* **AIM OF THE EXERCISE**:
Copy the data precisely, character for character, and leave out every picture.
======== MATERIALS PROVIDED
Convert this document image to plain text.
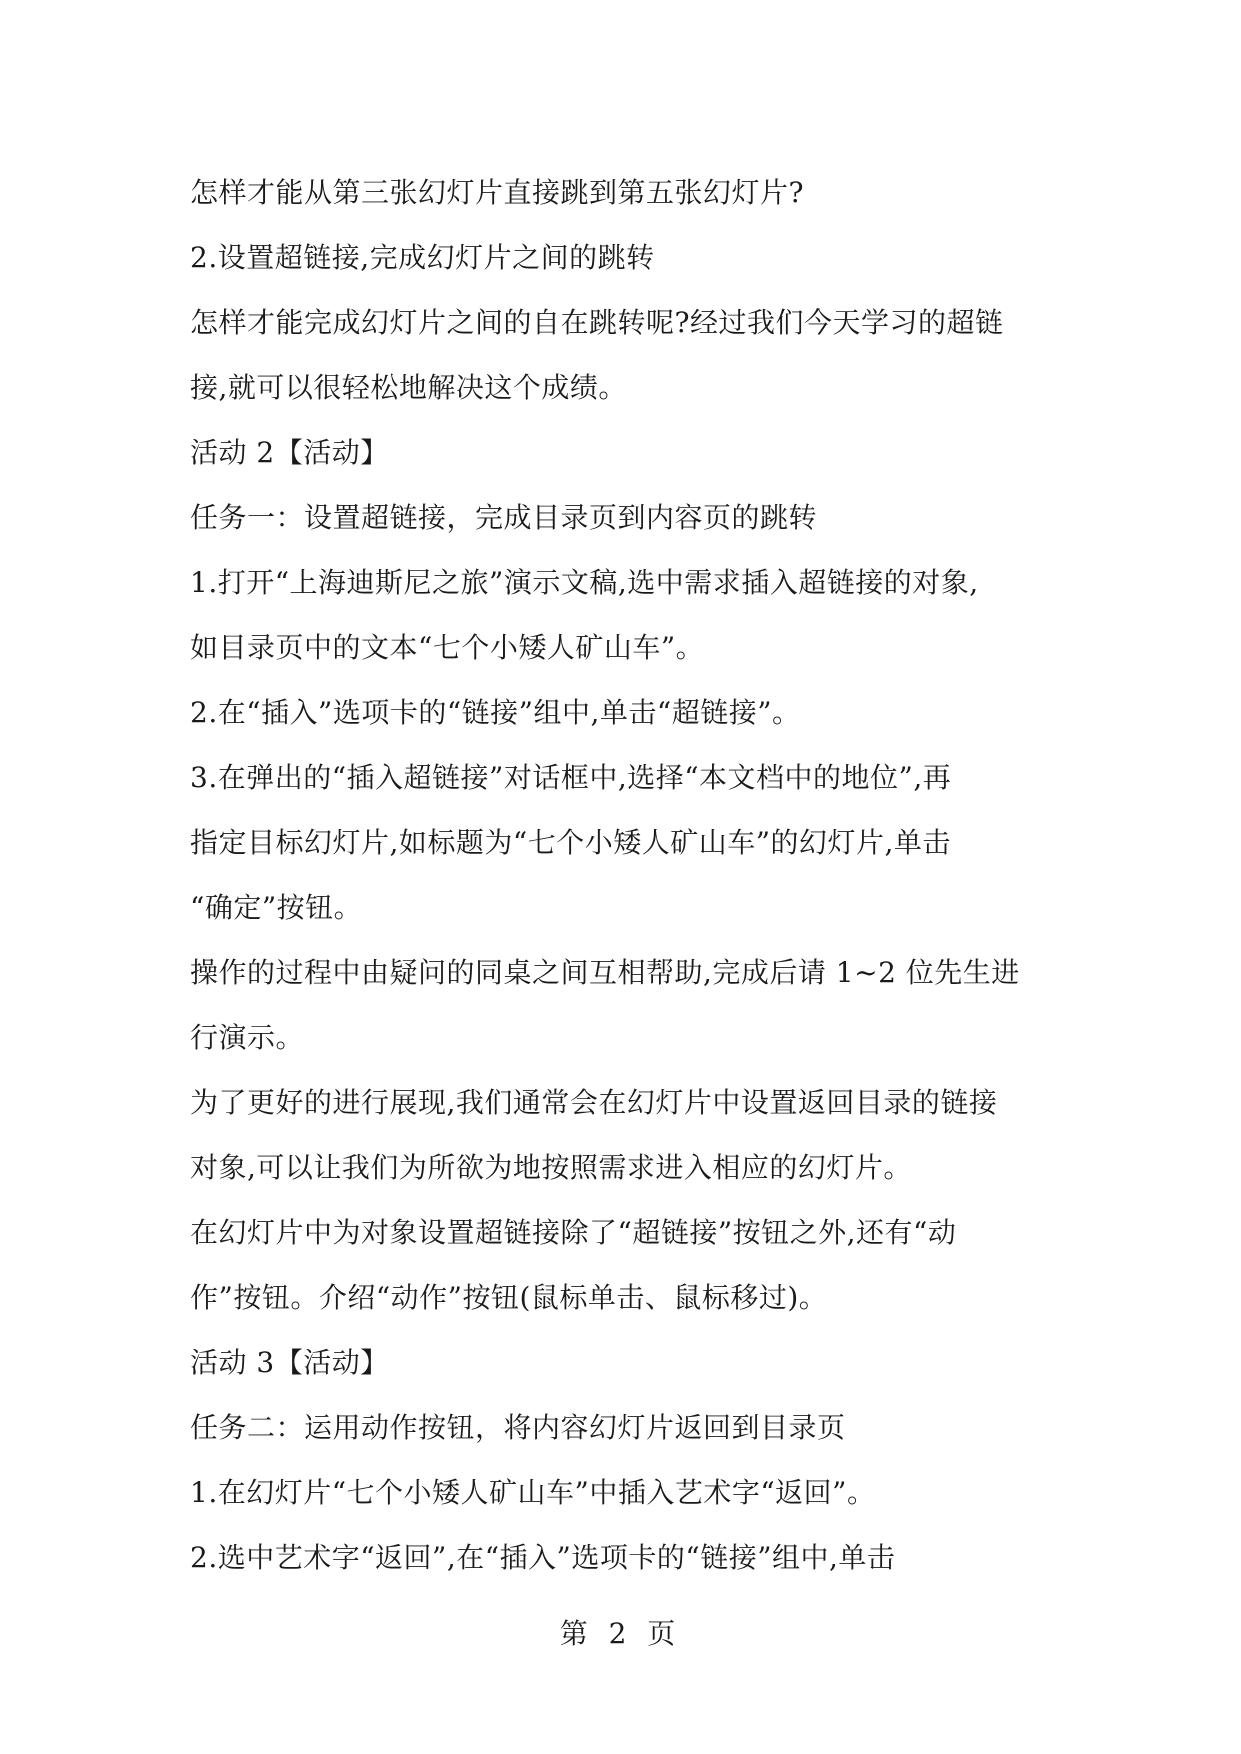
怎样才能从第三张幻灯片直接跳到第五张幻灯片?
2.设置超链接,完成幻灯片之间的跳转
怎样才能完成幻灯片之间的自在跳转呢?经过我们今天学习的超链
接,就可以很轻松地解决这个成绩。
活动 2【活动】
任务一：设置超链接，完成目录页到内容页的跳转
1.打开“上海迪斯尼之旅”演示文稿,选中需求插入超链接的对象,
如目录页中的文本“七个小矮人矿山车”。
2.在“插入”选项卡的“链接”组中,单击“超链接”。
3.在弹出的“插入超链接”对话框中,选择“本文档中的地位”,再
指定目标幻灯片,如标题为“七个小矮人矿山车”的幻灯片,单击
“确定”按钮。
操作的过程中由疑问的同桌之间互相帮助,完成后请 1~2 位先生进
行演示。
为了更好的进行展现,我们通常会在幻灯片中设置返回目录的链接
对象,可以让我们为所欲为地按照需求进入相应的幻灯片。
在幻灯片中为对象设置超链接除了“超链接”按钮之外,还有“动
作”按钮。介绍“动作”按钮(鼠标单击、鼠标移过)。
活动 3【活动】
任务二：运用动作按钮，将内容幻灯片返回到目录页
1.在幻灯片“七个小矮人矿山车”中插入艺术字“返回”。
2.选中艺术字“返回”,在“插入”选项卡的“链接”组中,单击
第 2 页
================
* **ANSWER FOR THIS EXERCISE**:
Convert this document image to plain text.
怎样才能从第三张幻灯片直接跳到第五张幻灯片?
2.设置超链接,完成幻灯片之间的跳转
怎样才能完成幻灯片之间的自在跳转呢?经过我们今天学习的超链
接,就可以很轻松地解决这个成绩。
活动 2【活动】
任务一：设置超链接，完成目录页到内容页的跳转
1.打开“上海迪斯尼之旅”演示文稿,选中需求插入超链接的对象,
如目录页中的文本“七个小矮人矿山车”。
2.在“插入”选项卡的“链接”组中,单击“超链接”。
3.在弹出的“插入超链接”对话框中,选择“本文档中的地位”,再
指定目标幻灯片,如标题为“七个小矮人矿山车”的幻灯片,单击
“确定”按钮。
操作的过程中由疑问的同桌之间互相帮助,完成后请 1~2 位先生进
行演示。
为了更好的进行展现,我们通常会在幻灯片中设置返回目录的链接
对象,可以让我们为所欲为地按照需求进入相应的幻灯片。
在幻灯片中为对象设置超链接除了“超链接”按钮之外,还有“动
作”按钮。介绍“动作”按钮(鼠标单击、鼠标移过)。
活动 3【活动】
任务二：运用动作按钮，将内容幻灯片返回到目录页
1.在幻灯片“七个小矮人矿山车”中插入艺术字“返回”。
2.选中艺术字“返回”,在“插入”选项卡的“链接”组中,单击
第 2 页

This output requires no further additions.